■ Your goal ■
In the lines below, find how many contain the word "quân" and report that figure alone.

(Extracts from a graphics dataset)

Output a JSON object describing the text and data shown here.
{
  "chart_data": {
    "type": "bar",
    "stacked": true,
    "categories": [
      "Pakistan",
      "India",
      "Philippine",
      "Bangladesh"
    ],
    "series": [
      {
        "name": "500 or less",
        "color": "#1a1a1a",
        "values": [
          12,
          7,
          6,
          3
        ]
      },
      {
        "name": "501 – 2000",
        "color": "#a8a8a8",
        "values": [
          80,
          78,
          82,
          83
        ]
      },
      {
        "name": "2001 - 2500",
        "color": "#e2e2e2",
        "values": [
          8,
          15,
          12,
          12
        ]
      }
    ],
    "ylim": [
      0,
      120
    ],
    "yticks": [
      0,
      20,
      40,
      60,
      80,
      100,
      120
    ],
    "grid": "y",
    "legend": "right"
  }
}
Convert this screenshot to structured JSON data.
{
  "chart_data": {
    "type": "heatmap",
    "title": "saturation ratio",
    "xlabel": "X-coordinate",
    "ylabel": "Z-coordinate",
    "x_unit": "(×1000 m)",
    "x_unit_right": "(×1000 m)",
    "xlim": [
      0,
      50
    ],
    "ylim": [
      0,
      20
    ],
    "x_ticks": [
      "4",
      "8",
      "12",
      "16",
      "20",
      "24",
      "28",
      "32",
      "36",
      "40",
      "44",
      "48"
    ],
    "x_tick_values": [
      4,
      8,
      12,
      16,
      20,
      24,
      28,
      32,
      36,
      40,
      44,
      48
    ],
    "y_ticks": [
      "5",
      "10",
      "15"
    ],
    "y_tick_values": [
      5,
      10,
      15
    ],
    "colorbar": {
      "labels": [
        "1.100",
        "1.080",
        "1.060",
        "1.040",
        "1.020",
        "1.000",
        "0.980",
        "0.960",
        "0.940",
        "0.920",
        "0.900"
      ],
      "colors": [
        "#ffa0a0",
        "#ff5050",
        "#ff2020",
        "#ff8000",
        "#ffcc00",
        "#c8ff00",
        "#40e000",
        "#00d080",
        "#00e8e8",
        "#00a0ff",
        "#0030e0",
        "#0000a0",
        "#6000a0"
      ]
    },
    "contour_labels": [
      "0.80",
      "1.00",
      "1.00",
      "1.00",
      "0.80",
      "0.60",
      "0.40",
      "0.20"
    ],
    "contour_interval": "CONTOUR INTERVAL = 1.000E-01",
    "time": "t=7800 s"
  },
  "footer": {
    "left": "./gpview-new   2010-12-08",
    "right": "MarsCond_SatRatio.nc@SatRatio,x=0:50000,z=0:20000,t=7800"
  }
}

* * *

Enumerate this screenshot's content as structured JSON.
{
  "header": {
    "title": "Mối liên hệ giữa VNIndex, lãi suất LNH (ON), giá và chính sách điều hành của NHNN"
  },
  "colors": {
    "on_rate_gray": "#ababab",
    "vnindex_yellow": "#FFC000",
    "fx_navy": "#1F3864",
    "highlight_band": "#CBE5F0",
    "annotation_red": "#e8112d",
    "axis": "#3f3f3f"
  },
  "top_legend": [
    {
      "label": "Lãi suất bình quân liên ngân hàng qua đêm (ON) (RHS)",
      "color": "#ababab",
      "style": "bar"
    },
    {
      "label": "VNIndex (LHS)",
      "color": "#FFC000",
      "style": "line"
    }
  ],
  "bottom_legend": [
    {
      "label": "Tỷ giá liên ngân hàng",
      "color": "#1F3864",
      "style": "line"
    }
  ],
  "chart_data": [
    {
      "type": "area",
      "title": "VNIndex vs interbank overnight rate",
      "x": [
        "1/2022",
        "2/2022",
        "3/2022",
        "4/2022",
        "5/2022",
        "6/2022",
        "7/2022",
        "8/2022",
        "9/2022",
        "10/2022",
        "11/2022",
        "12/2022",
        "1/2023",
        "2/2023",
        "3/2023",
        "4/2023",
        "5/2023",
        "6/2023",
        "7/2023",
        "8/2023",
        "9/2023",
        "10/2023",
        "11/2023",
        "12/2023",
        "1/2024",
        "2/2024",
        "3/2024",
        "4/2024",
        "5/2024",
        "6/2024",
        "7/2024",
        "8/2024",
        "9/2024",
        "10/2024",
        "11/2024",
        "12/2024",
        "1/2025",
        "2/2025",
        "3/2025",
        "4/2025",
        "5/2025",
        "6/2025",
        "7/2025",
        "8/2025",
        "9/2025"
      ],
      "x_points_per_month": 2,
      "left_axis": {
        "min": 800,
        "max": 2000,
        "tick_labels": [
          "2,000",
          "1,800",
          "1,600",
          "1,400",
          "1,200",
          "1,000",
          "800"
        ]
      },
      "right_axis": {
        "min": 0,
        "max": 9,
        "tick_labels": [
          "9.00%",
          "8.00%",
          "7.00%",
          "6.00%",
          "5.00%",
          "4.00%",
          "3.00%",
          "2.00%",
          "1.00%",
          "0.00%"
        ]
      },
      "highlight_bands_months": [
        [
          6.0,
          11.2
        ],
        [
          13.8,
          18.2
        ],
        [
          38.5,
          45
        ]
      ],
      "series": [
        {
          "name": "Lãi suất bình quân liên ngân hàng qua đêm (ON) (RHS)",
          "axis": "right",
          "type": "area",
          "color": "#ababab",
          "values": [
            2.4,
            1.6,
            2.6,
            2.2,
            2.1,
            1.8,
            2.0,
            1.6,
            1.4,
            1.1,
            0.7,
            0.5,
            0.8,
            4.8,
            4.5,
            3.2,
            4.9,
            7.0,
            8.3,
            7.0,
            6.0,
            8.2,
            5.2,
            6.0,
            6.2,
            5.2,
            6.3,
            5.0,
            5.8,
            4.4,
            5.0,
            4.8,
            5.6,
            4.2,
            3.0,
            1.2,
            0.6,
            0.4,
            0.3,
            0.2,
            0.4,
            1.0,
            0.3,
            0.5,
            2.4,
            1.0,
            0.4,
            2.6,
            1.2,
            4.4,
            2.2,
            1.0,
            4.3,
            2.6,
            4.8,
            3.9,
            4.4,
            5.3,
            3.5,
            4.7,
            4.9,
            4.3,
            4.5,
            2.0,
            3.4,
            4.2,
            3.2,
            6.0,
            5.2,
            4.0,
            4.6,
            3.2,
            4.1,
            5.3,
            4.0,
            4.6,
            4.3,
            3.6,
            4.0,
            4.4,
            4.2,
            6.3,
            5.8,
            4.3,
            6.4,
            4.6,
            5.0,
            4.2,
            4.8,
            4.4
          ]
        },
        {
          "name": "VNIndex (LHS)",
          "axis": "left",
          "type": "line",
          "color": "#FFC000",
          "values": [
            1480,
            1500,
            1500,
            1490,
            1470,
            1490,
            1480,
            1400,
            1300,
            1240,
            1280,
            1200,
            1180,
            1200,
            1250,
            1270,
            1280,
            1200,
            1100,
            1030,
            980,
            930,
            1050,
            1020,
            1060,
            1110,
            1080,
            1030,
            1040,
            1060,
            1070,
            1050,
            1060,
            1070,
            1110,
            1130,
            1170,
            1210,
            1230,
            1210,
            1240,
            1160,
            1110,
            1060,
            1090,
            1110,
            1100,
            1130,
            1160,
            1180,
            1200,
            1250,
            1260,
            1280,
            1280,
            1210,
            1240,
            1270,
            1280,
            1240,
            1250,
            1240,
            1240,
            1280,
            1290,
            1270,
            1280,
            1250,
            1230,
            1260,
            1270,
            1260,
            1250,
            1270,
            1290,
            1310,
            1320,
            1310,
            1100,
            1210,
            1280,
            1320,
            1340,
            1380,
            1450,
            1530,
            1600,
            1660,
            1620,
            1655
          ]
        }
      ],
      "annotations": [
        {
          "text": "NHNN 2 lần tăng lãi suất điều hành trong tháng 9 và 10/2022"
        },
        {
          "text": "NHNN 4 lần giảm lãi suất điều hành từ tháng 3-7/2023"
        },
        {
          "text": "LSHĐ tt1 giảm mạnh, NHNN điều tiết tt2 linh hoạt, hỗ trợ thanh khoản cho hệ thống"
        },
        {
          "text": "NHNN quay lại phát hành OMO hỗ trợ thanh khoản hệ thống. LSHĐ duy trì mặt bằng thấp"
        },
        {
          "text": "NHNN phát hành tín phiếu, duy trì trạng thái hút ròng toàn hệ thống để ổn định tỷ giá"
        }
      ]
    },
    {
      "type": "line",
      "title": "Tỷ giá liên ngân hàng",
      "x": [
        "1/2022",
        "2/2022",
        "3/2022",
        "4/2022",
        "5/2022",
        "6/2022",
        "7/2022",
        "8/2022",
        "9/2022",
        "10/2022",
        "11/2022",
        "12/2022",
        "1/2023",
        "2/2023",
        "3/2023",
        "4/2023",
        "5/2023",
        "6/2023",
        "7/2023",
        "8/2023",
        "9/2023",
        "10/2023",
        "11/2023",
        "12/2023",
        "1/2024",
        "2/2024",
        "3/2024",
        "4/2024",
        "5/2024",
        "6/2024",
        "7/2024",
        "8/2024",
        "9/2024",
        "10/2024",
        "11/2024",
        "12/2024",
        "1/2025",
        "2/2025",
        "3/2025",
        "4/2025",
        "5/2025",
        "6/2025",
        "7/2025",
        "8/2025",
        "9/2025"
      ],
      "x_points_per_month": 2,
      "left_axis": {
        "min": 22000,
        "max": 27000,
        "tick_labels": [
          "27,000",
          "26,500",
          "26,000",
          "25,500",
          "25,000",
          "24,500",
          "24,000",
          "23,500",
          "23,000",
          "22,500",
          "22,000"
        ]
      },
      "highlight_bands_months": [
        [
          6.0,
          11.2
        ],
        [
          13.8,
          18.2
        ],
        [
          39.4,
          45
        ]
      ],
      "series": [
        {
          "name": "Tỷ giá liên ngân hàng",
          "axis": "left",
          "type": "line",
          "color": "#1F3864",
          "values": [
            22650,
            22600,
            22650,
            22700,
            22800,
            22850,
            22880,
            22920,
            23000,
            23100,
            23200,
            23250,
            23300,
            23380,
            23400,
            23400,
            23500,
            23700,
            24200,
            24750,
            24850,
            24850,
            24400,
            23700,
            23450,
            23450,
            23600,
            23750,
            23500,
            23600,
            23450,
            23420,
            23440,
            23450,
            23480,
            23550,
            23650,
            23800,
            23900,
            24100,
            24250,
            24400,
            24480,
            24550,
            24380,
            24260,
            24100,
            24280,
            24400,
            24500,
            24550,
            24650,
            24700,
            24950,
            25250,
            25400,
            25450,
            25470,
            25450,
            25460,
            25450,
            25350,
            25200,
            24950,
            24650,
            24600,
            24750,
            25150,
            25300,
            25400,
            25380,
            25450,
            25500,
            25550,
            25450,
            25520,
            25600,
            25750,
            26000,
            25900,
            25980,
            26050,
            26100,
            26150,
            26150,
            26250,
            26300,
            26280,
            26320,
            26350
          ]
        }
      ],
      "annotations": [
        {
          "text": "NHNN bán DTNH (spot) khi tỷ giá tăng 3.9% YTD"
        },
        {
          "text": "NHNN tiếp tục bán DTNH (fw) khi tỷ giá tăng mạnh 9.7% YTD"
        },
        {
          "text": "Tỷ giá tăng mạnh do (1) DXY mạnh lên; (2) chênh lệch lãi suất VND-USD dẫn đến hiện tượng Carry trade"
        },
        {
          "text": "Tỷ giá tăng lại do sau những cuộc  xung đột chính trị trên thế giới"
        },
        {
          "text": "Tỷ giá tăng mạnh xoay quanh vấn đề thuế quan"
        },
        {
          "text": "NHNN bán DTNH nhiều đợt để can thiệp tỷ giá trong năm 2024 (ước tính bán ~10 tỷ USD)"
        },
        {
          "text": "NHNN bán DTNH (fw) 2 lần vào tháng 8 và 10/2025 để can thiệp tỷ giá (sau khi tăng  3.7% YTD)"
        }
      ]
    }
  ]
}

--

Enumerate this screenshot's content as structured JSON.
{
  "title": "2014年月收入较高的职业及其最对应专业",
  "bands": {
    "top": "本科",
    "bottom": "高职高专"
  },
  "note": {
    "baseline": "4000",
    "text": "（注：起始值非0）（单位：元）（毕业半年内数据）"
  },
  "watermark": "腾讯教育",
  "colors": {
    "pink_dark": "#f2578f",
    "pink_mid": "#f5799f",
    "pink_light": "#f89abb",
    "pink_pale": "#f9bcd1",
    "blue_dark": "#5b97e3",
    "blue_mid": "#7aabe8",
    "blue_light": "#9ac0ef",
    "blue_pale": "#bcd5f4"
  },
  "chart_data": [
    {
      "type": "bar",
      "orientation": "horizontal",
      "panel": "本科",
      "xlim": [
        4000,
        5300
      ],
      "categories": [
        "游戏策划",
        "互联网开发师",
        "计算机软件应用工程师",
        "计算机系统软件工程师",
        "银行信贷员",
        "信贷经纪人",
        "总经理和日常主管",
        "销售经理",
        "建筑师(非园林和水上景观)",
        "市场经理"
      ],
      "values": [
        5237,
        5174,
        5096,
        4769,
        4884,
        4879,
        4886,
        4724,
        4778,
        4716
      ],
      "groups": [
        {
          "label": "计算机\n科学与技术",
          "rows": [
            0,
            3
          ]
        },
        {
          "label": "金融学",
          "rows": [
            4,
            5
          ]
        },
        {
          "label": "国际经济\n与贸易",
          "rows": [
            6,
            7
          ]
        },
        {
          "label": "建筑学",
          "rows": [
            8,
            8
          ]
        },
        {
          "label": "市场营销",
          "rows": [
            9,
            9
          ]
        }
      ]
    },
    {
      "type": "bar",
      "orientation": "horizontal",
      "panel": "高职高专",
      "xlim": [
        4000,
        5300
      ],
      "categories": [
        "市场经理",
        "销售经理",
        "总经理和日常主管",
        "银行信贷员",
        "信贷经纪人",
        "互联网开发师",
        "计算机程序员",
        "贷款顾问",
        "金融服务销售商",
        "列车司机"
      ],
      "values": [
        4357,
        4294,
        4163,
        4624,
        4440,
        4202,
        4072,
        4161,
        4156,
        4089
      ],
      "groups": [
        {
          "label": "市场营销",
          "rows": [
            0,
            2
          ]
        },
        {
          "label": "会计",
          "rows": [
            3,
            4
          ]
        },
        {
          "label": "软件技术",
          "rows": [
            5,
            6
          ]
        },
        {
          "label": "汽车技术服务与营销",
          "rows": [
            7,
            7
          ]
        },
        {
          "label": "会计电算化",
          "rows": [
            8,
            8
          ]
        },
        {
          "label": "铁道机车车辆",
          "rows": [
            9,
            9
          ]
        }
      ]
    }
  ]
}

■ Solution below ■
2